-- Begin Material supplied --

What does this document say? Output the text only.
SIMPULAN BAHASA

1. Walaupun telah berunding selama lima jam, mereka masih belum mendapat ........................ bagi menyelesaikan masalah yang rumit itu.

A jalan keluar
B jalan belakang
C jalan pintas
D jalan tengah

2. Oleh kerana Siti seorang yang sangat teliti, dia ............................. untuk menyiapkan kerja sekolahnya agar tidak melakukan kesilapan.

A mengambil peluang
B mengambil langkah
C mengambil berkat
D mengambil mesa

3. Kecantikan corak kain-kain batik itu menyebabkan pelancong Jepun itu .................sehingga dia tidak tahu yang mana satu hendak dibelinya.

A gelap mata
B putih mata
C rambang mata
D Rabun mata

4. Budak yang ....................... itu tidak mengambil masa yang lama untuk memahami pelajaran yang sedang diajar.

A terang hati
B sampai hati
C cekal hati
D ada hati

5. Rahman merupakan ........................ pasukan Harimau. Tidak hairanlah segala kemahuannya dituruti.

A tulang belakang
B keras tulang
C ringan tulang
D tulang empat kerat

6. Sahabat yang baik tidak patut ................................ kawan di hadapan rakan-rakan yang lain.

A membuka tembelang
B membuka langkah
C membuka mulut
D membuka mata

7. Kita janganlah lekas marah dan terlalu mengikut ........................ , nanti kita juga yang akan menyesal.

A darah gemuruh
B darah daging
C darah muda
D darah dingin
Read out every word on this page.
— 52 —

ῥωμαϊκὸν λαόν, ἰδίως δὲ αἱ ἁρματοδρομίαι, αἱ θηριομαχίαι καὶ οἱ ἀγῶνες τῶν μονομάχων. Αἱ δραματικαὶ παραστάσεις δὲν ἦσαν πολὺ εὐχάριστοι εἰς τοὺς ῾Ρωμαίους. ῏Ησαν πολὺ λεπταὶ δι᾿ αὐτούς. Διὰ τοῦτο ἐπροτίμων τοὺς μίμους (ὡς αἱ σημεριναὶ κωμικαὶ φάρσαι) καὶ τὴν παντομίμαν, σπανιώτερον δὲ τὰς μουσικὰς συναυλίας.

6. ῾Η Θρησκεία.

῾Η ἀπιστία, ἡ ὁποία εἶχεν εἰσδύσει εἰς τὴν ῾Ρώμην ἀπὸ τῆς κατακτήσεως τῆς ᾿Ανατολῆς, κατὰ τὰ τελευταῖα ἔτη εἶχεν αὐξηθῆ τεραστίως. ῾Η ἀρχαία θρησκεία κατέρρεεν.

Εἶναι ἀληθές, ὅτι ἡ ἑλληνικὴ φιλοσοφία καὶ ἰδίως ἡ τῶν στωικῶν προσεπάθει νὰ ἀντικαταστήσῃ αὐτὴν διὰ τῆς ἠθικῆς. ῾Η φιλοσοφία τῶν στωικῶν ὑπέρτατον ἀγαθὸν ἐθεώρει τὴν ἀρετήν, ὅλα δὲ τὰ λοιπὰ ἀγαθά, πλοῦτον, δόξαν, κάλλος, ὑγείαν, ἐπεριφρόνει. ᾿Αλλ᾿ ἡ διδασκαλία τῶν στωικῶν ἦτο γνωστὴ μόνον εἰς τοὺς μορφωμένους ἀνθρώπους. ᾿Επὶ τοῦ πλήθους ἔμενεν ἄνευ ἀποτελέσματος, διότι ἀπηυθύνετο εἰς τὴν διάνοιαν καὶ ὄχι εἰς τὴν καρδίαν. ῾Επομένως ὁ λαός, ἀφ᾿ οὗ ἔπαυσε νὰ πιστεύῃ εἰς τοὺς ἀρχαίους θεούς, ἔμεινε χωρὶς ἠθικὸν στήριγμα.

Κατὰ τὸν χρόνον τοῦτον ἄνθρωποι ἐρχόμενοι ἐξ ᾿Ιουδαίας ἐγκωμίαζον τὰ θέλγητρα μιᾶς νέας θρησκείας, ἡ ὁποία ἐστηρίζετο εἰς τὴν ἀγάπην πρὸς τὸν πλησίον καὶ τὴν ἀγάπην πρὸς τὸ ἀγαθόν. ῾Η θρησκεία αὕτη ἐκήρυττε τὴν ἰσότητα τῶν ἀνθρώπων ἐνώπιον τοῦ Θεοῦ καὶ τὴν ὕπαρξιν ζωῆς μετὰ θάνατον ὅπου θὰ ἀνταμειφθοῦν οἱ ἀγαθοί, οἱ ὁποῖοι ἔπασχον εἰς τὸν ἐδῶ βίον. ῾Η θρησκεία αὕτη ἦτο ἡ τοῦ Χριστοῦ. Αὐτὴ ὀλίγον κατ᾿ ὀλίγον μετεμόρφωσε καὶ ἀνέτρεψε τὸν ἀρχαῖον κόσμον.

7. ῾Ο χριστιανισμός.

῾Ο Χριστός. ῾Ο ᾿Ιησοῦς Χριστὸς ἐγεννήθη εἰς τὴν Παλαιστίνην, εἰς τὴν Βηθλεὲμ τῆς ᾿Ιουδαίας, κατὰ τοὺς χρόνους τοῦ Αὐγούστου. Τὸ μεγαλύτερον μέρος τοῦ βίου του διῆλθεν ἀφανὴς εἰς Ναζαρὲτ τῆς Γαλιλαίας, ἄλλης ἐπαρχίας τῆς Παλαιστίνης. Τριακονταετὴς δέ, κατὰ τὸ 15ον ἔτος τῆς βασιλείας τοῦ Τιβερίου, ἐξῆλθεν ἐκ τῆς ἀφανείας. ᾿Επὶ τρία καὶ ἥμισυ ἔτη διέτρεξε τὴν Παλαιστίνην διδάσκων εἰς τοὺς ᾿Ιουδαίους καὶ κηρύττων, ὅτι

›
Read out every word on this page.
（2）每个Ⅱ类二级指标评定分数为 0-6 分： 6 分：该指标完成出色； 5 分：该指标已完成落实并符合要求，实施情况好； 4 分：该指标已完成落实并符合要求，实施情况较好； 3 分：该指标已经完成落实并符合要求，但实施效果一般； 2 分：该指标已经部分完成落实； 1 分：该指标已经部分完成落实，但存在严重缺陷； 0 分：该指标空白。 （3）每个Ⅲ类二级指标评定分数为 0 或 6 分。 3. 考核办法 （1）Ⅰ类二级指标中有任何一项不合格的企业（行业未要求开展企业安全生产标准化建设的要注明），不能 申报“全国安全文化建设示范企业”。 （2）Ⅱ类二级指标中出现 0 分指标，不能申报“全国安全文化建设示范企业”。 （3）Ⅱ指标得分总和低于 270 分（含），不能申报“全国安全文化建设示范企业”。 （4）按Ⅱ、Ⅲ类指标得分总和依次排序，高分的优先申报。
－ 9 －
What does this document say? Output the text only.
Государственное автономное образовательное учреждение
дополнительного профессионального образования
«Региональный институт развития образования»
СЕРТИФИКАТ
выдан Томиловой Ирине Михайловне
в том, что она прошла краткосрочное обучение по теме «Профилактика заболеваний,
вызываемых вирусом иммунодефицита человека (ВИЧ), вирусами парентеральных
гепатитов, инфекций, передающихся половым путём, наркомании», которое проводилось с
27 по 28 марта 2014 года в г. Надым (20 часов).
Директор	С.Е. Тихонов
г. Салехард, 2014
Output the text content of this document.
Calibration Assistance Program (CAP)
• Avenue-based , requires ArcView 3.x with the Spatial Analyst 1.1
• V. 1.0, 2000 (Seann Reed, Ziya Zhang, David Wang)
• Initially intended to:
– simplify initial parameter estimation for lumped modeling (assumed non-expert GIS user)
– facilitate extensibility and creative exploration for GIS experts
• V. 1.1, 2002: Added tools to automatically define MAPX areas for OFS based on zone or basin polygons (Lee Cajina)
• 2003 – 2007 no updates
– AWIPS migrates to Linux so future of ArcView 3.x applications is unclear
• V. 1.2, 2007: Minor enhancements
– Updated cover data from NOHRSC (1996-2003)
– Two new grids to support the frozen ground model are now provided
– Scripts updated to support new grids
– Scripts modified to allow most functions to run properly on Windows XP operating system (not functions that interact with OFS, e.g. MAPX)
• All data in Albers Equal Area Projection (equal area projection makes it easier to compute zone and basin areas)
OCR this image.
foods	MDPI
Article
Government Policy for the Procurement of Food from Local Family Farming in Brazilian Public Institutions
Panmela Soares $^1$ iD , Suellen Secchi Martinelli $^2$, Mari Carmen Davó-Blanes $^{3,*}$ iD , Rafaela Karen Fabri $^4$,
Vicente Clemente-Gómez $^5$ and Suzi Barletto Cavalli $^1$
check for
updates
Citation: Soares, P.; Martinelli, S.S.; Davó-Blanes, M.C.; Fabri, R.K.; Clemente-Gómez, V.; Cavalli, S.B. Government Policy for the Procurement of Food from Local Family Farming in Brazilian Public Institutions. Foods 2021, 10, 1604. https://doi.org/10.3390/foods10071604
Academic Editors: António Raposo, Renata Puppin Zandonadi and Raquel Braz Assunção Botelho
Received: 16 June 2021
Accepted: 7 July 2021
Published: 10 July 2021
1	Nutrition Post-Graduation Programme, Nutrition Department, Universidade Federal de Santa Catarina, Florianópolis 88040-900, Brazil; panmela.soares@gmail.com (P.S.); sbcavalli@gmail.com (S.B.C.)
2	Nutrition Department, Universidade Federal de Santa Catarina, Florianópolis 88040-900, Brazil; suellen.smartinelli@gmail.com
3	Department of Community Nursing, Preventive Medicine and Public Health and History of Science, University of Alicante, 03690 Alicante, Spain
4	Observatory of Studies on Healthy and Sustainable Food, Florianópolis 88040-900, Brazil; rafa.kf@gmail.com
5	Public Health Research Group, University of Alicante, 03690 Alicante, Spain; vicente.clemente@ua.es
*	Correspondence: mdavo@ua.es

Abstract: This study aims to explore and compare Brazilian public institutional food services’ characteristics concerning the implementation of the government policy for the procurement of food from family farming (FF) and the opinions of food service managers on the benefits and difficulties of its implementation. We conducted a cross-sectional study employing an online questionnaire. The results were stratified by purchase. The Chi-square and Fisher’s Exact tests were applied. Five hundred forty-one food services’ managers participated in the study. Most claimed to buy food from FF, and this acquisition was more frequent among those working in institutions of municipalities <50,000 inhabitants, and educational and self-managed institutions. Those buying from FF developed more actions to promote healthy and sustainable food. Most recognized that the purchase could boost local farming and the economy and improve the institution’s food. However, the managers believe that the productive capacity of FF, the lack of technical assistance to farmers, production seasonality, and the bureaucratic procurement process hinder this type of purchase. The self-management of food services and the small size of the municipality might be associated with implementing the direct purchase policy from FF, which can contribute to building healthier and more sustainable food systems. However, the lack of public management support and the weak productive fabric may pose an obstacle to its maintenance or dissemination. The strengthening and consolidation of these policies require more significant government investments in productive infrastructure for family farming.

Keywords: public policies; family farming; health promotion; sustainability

-- End Material supplied --

#### Task prompt
Using the records above, pull out each line where the word "langkah" occurs.

#### Solution for this exercise
B mengambil langkah
B membuka langkah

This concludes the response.